:: Stored data ::
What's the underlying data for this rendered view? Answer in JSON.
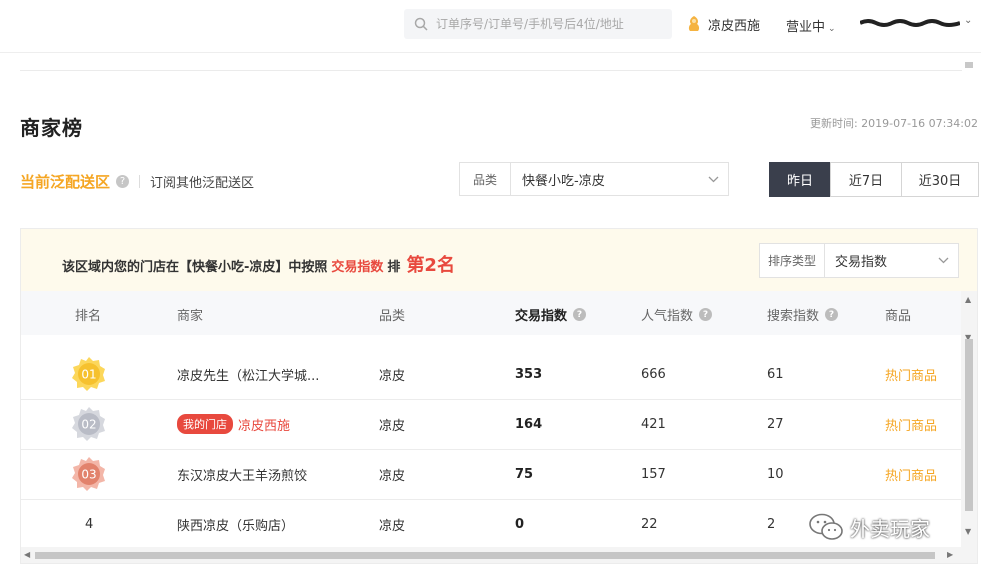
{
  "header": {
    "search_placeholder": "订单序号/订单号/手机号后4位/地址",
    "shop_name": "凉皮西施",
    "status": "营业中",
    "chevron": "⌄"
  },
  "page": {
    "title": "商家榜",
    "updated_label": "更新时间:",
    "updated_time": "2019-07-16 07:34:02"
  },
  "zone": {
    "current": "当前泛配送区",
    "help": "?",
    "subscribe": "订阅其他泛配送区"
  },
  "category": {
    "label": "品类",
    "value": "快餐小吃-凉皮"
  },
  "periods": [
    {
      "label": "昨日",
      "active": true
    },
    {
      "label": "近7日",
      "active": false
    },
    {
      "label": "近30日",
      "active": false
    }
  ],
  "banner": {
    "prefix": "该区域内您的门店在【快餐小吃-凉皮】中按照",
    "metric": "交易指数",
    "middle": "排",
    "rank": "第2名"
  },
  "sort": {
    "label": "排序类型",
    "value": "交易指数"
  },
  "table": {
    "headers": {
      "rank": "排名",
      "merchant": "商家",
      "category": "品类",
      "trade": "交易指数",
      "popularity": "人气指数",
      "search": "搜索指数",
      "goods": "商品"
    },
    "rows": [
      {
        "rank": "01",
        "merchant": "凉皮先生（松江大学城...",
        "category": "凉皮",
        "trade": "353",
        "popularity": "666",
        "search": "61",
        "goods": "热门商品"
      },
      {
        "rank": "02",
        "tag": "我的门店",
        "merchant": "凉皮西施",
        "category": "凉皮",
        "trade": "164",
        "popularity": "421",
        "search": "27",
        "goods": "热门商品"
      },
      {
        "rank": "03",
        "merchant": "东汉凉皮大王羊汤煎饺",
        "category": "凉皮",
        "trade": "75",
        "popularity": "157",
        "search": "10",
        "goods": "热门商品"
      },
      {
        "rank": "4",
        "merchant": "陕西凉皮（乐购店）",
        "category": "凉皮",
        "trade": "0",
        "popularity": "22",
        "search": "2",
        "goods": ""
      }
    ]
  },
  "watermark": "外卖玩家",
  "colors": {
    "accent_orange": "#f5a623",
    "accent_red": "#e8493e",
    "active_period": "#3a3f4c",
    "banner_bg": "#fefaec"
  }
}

:: Work required ::
Repeat the records above exactly, omitting every picture.

:: Reply ::
What's the underlying data for this rendered view? Answer in JSON.
{
  "header": {
    "search_placeholder": "订单序号/订单号/手机号后4位/地址",
    "shop_name": "凉皮西施",
    "status": "营业中",
    "chevron": "⌄"
  },
  "page": {
    "title": "商家榜",
    "updated_label": "更新时间:",
    "updated_time": "2019-07-16 07:34:02"
  },
  "zone": {
    "current": "当前泛配送区",
    "help": "?",
    "subscribe": "订阅其他泛配送区"
  },
  "category": {
    "label": "品类",
    "value": "快餐小吃-凉皮"
  },
  "periods": [
    {
      "label": "昨日",
      "active": true
    },
    {
      "label": "近7日",
      "active": false
    },
    {
      "label": "近30日",
      "active": false
    }
  ],
  "banner": {
    "prefix": "该区域内您的门店在【快餐小吃-凉皮】中按照",
    "metric": "交易指数",
    "middle": "排",
    "rank": "第2名"
  },
  "sort": {
    "label": "排序类型",
    "value": "交易指数"
  },
  "table": {
    "headers": {
      "rank": "排名",
      "merchant": "商家",
      "category": "品类",
      "trade": "交易指数",
      "popularity": "人气指数",
      "search": "搜索指数",
      "goods": "商品"
    },
    "rows": [
      {
        "rank": "01",
        "merchant": "凉皮先生（松江大学城...",
        "category": "凉皮",
        "trade": "353",
        "popularity": "666",
        "search": "61",
        "goods": "热门商品"
      },
      {
        "rank": "02",
        "tag": "我的门店",
        "merchant": "凉皮西施",
        "category": "凉皮",
        "trade": "164",
        "popularity": "421",
        "search": "27",
        "goods": "热门商品"
      },
      {
        "rank": "03",
        "merchant": "东汉凉皮大王羊汤煎饺",
        "category": "凉皮",
        "trade": "75",
        "popularity": "157",
        "search": "10",
        "goods": "热门商品"
      },
      {
        "rank": "4",
        "merchant": "陕西凉皮（乐购店）",
        "category": "凉皮",
        "trade": "0",
        "popularity": "22",
        "search": "2",
        "goods": ""
      }
    ]
  },
  "watermark": "外卖玩家",
  "colors": {
    "accent_orange": "#f5a623",
    "accent_red": "#e8493e",
    "active_period": "#3a3f4c",
    "banner_bg": "#fefaec"
  }
}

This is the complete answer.